--- start ---
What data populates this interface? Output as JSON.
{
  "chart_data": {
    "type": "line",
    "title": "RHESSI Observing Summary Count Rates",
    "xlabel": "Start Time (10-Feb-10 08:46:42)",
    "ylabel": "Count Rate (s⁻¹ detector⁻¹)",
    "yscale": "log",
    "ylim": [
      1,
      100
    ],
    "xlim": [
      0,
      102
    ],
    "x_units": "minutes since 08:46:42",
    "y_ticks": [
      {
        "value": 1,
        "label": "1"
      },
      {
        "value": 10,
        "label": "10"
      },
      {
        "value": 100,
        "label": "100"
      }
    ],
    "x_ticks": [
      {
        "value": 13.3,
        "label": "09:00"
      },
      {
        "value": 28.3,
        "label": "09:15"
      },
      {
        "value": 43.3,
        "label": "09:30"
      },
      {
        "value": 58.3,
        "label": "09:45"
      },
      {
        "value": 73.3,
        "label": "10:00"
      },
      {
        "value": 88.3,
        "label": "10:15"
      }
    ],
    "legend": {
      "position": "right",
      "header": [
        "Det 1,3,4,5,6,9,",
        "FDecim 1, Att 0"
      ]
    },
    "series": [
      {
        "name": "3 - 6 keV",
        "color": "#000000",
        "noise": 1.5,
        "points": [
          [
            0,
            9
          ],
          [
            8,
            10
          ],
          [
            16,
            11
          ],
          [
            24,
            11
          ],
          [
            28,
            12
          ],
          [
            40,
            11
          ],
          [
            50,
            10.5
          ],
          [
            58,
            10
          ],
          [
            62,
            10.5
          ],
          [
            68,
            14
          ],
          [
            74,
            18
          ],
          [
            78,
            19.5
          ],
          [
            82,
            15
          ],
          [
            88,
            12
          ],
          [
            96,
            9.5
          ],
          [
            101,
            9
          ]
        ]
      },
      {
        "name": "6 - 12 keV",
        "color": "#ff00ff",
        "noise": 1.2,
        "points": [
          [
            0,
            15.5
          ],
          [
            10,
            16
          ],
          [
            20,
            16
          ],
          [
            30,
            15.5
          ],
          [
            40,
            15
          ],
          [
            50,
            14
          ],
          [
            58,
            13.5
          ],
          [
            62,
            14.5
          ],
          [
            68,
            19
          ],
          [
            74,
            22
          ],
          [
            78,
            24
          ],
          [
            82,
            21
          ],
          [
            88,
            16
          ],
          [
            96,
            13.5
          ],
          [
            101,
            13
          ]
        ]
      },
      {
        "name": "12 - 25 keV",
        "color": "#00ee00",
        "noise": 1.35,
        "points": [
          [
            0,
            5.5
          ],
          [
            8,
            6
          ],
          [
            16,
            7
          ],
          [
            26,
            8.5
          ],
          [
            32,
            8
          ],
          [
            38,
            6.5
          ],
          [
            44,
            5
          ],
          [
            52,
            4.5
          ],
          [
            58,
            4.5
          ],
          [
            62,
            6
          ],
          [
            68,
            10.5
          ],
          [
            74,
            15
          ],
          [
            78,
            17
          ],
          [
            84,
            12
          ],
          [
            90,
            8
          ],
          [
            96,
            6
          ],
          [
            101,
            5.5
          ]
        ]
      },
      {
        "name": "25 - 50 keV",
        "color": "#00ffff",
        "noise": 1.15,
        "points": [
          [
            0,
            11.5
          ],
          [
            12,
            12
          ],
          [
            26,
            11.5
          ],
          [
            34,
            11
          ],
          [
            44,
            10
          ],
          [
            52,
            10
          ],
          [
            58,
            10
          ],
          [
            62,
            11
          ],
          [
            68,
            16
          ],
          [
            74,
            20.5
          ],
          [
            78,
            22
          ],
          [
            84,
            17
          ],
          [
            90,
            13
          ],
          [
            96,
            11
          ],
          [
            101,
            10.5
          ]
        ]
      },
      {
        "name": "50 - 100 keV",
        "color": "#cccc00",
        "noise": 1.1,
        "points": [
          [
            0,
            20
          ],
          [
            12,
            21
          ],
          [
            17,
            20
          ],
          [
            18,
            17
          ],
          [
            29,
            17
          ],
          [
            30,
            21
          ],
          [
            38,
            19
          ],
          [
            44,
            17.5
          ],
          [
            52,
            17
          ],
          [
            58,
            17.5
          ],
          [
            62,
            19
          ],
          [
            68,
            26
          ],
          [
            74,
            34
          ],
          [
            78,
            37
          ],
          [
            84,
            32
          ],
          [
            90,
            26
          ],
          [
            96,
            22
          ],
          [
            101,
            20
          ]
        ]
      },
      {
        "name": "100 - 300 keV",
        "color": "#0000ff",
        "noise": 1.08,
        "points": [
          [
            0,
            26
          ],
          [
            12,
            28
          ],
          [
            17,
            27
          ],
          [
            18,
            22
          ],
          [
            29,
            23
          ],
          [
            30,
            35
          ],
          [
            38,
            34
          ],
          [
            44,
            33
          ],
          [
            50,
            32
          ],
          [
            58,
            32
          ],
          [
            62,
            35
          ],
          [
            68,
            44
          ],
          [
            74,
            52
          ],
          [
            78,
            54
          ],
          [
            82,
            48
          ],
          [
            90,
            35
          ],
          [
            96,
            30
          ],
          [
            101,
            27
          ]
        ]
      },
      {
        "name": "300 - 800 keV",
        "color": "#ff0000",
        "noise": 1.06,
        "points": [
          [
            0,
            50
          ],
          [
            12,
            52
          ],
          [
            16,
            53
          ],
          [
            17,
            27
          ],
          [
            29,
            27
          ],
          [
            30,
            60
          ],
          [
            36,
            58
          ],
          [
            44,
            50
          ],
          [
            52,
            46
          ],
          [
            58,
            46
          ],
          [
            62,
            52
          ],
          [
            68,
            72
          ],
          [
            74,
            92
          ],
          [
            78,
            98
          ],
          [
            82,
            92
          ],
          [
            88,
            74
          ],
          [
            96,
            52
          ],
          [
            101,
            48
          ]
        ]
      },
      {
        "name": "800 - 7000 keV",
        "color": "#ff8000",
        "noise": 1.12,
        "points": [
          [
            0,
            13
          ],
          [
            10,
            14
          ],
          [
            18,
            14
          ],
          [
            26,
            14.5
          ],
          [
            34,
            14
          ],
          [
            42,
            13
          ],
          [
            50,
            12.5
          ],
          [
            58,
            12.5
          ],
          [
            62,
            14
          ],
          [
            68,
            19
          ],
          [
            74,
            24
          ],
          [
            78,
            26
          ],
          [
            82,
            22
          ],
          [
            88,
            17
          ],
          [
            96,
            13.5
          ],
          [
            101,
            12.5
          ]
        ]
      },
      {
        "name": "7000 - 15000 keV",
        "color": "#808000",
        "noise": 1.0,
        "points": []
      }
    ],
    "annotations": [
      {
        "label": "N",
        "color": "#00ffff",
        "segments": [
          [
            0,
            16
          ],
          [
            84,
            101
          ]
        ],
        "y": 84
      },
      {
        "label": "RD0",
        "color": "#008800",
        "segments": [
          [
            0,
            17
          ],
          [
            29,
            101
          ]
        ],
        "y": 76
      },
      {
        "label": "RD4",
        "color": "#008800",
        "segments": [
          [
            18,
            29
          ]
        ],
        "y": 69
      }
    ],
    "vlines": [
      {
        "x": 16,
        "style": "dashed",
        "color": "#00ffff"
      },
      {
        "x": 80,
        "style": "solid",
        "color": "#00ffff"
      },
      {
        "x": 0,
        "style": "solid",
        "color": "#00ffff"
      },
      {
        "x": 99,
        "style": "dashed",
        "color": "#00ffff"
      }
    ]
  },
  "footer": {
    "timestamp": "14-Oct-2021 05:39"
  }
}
--- end ---
Repeat the listing above without any change.

## Reply
What data populates this interface? Output as JSON.
{
  "chart_data": {
    "type": "line",
    "title": "RHESSI Observing Summary Count Rates",
    "xlabel": "Start Time (10-Feb-10 08:46:42)",
    "ylabel": "Count Rate (s⁻¹ detector⁻¹)",
    "yscale": "log",
    "ylim": [
      1,
      100
    ],
    "xlim": [
      0,
      102
    ],
    "x_units": "minutes since 08:46:42",
    "y_ticks": [
      {
        "value": 1,
        "label": "1"
      },
      {
        "value": 10,
        "label": "10"
      },
      {
        "value": 100,
        "label": "100"
      }
    ],
    "x_ticks": [
      {
        "value": 13.3,
        "label": "09:00"
      },
      {
        "value": 28.3,
        "label": "09:15"
      },
      {
        "value": 43.3,
        "label": "09:30"
      },
      {
        "value": 58.3,
        "label": "09:45"
      },
      {
        "value": 73.3,
        "label": "10:00"
      },
      {
        "value": 88.3,
        "label": "10:15"
      }
    ],
    "legend": {
      "position": "right",
      "header": [
        "Det 1,3,4,5,6,9,",
        "FDecim 1, Att 0"
      ]
    },
    "series": [
      {
        "name": "3 - 6 keV",
        "color": "#000000",
        "noise": 1.5,
        "points": [
          [
            0,
            9
          ],
          [
            8,
            10
          ],
          [
            16,
            11
          ],
          [
            24,
            11
          ],
          [
            28,
            12
          ],
          [
            40,
            11
          ],
          [
            50,
            10.5
          ],
          [
            58,
            10
          ],
          [
            62,
            10.5
          ],
          [
            68,
            14
          ],
          [
            74,
            18
          ],
          [
            78,
            19.5
          ],
          [
            82,
            15
          ],
          [
            88,
            12
          ],
          [
            96,
            9.5
          ],
          [
            101,
            9
          ]
        ]
      },
      {
        "name": "6 - 12 keV",
        "color": "#ff00ff",
        "noise": 1.2,
        "points": [
          [
            0,
            15.5
          ],
          [
            10,
            16
          ],
          [
            20,
            16
          ],
          [
            30,
            15.5
          ],
          [
            40,
            15
          ],
          [
            50,
            14
          ],
          [
            58,
            13.5
          ],
          [
            62,
            14.5
          ],
          [
            68,
            19
          ],
          [
            74,
            22
          ],
          [
            78,
            24
          ],
          [
            82,
            21
          ],
          [
            88,
            16
          ],
          [
            96,
            13.5
          ],
          [
            101,
            13
          ]
        ]
      },
      {
        "name": "12 - 25 keV",
        "color": "#00ee00",
        "noise": 1.35,
        "points": [
          [
            0,
            5.5
          ],
          [
            8,
            6
          ],
          [
            16,
            7
          ],
          [
            26,
            8.5
          ],
          [
            32,
            8
          ],
          [
            38,
            6.5
          ],
          [
            44,
            5
          ],
          [
            52,
            4.5
          ],
          [
            58,
            4.5
          ],
          [
            62,
            6
          ],
          [
            68,
            10.5
          ],
          [
            74,
            15
          ],
          [
            78,
            17
          ],
          [
            84,
            12
          ],
          [
            90,
            8
          ],
          [
            96,
            6
          ],
          [
            101,
            5.5
          ]
        ]
      },
      {
        "name": "25 - 50 keV",
        "color": "#00ffff",
        "noise": 1.15,
        "points": [
          [
            0,
            11.5
          ],
          [
            12,
            12
          ],
          [
            26,
            11.5
          ],
          [
            34,
            11
          ],
          [
            44,
            10
          ],
          [
            52,
            10
          ],
          [
            58,
            10
          ],
          [
            62,
            11
          ],
          [
            68,
            16
          ],
          [
            74,
            20.5
          ],
          [
            78,
            22
          ],
          [
            84,
            17
          ],
          [
            90,
            13
          ],
          [
            96,
            11
          ],
          [
            101,
            10.5
          ]
        ]
      },
      {
        "name": "50 - 100 keV",
        "color": "#cccc00",
        "noise": 1.1,
        "points": [
          [
            0,
            20
          ],
          [
            12,
            21
          ],
          [
            17,
            20
          ],
          [
            18,
            17
          ],
          [
            29,
            17
          ],
          [
            30,
            21
          ],
          [
            38,
            19
          ],
          [
            44,
            17.5
          ],
          [
            52,
            17
          ],
          [
            58,
            17.5
          ],
          [
            62,
            19
          ],
          [
            68,
            26
          ],
          [
            74,
            34
          ],
          [
            78,
            37
          ],
          [
            84,
            32
          ],
          [
            90,
            26
          ],
          [
            96,
            22
          ],
          [
            101,
            20
          ]
        ]
      },
      {
        "name": "100 - 300 keV",
        "color": "#0000ff",
        "noise": 1.08,
        "points": [
          [
            0,
            26
          ],
          [
            12,
            28
          ],
          [
            17,
            27
          ],
          [
            18,
            22
          ],
          [
            29,
            23
          ],
          [
            30,
            35
          ],
          [
            38,
            34
          ],
          [
            44,
            33
          ],
          [
            50,
            32
          ],
          [
            58,
            32
          ],
          [
            62,
            35
          ],
          [
            68,
            44
          ],
          [
            74,
            52
          ],
          [
            78,
            54
          ],
          [
            82,
            48
          ],
          [
            90,
            35
          ],
          [
            96,
            30
          ],
          [
            101,
            27
          ]
        ]
      },
      {
        "name": "300 - 800 keV",
        "color": "#ff0000",
        "noise": 1.06,
        "points": [
          [
            0,
            50
          ],
          [
            12,
            52
          ],
          [
            16,
            53
          ],
          [
            17,
            27
          ],
          [
            29,
            27
          ],
          [
            30,
            60
          ],
          [
            36,
            58
          ],
          [
            44,
            50
          ],
          [
            52,
            46
          ],
          [
            58,
            46
          ],
          [
            62,
            52
          ],
          [
            68,
            72
          ],
          [
            74,
            92
          ],
          [
            78,
            98
          ],
          [
            82,
            92
          ],
          [
            88,
            74
          ],
          [
            96,
            52
          ],
          [
            101,
            48
          ]
        ]
      },
      {
        "name": "800 - 7000 keV",
        "color": "#ff8000",
        "noise": 1.12,
        "points": [
          [
            0,
            13
          ],
          [
            10,
            14
          ],
          [
            18,
            14
          ],
          [
            26,
            14.5
          ],
          [
            34,
            14
          ],
          [
            42,
            13
          ],
          [
            50,
            12.5
          ],
          [
            58,
            12.5
          ],
          [
            62,
            14
          ],
          [
            68,
            19
          ],
          [
            74,
            24
          ],
          [
            78,
            26
          ],
          [
            82,
            22
          ],
          [
            88,
            17
          ],
          [
            96,
            13.5
          ],
          [
            101,
            12.5
          ]
        ]
      },
      {
        "name": "7000 - 15000 keV",
        "color": "#808000",
        "noise": 1.0,
        "points": []
      }
    ],
    "annotations": [
      {
        "label": "N",
        "color": "#00ffff",
        "segments": [
          [
            0,
            16
          ],
          [
            84,
            101
          ]
        ],
        "y": 84
      },
      {
        "label": "RD0",
        "color": "#008800",
        "segments": [
          [
            0,
            17
          ],
          [
            29,
            101
          ]
        ],
        "y": 76
      },
      {
        "label": "RD4",
        "color": "#008800",
        "segments": [
          [
            18,
            29
          ]
        ],
        "y": 69
      }
    ],
    "vlines": [
      {
        "x": 16,
        "style": "dashed",
        "color": "#00ffff"
      },
      {
        "x": 80,
        "style": "solid",
        "color": "#00ffff"
      },
      {
        "x": 0,
        "style": "solid",
        "color": "#00ffff"
      },
      {
        "x": 99,
        "style": "dashed",
        "color": "#00ffff"
      }
    ]
  },
  "footer": {
    "timestamp": "14-Oct-2021 05:39"
  }
}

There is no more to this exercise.